WHAT IS ASKED :: With the pictures left out, copy the listing below exactly.

——

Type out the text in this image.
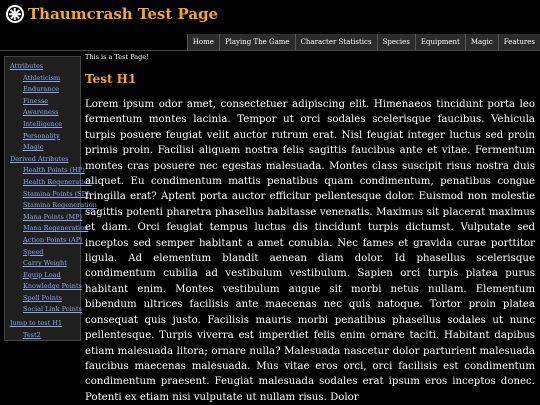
Thaumcrash Test Page
Home	Playing The Game	Character Statistics	Species	Equipment	Magic	Features
Attributes
Athleticism
Endurance
Finesse
Awareness
Intelligence
Personality
Magic
Derived Atributes
Health Points (HP)
Health Regeneration
Stamina Points (SP)
Stamina Regeneration
Mana Points (MP)
Mana Regeneration
Action Points (AP)
Speed
Carry Weight
Equip Load
Knowledge Points
Spell Points
Social Link Points
Jump to test H1
Test2
This is a Test Page!
Test H1
Lorem ipsum odor amet, consectetuer adipiscing elit. Himenaeos tincidunt porta leo fermentum montes lacinia. Tempor ut orci sodales scelerisque faucibus. Vehicula turpis posuere feugiat velit auctor rutrum erat. Nisl feugiat integer luctus sed proin primis proin. Facilisi aliquam nostra felis sagittis faucibus ante et vitae. Fermentum montes cras posuere nec egestas malesuada. Montes class suscipit risus nostra duis aliquet. Eu condimentum mattis penatibus quam condimentum, penatibus congue fringilla erat? Aptent porta auctor efficitur pellentesque dolor. Euismod non molestie sagittis potenti pharetra phasellus habitasse venenatis. Maximus sit placerat maximus et diam. Orci feugiat tempus luctus dis tincidunt turpis dictumst. Vulputate sed inceptos sed semper habitant a amet conubia. Nec fames et gravida curae porttitor ligula. Ad elementum blandit aenean diam dolor. Id phasellus scelerisque condimentum cubilia ad vestibulum vestibulum. Sapien orci turpis platea purus habitant enim. Montes vestibulum augue sit morbi netus nullam. Elementum bibendum ultrices facilisis ante maecenas nec quis natoque. Tortor proin platea consequat quis justo. Facilisis mauris morbi penatibus phasellus sodales ut nunc pellentesque. Turpis viverra est imperdiet felis enim ornare taciti. Habitant dapibus etiam malesuada litora; ornare nulla? Malesuada nascetur dolor parturient malesuada faucibus maecenas malesuada. Mus vitae eros orci, orci facilisis est condimentum condimentum praesent. Feugiat malesuada sodales erat ipsum eros inceptos donec. Potenti ex etiam nisi vulputate ut nullam risus. Dolor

——

PROBLEM SOLUTION ::
Type out the text in this image.
Thaumcrash Test Page
Home	Playing The Game	Character Statistics	Species	Equipment	Magic	Features
Attributes
Athleticism
Endurance
Finesse
Awareness
Intelligence
Personality
Magic
Derived Atributes
Health Points (HP)
Health Regeneration
Stamina Points (SP)
Stamina Regeneration
Mana Points (MP)
Mana Regeneration
Action Points (AP)
Speed
Carry Weight
Equip Load
Knowledge Points
Spell Points
Social Link Points
Jump to test H1
Test2
This is a Test Page!
Test H1
Lorem ipsum odor amet, consectetuer adipiscing elit. Himenaeos tincidunt porta leo fermentum montes lacinia. Tempor ut orci sodales scelerisque faucibus. Vehicula turpis posuere feugiat velit auctor rutrum erat. Nisl feugiat integer luctus sed proin primis proin. Facilisi aliquam nostra felis sagittis faucibus ante et vitae. Fermentum montes cras posuere nec egestas malesuada. Montes class suscipit risus nostra duis aliquet. Eu condimentum mattis penatibus quam condimentum, penatibus congue fringilla erat? Aptent porta auctor efficitur pellentesque dolor. Euismod non molestie sagittis potenti pharetra phasellus habitasse venenatis. Maximus sit placerat maximus et diam. Orci feugiat tempus luctus dis tincidunt turpis dictumst. Vulputate sed inceptos sed semper habitant a amet conubia. Nec fames et gravida curae porttitor ligula. Ad elementum blandit aenean diam dolor. Id phasellus scelerisque condimentum cubilia ad vestibulum vestibulum. Sapien orci turpis platea purus habitant enim. Montes vestibulum augue sit morbi netus nullam. Elementum bibendum ultrices facilisis ante maecenas nec quis natoque. Tortor proin platea consequat quis justo. Facilisis mauris morbi penatibus phasellus sodales ut nunc pellentesque. Turpis viverra est imperdiet felis enim ornare taciti. Habitant dapibus etiam malesuada litora; ornare nulla? Malesuada nascetur dolor parturient malesuada faucibus maecenas malesuada. Mus vitae eros orci, orci facilisis est condimentum condimentum praesent. Feugiat malesuada sodales erat ipsum eros inceptos donec. Potenti ex etiam nisi vulputate ut nullam risus. Dolor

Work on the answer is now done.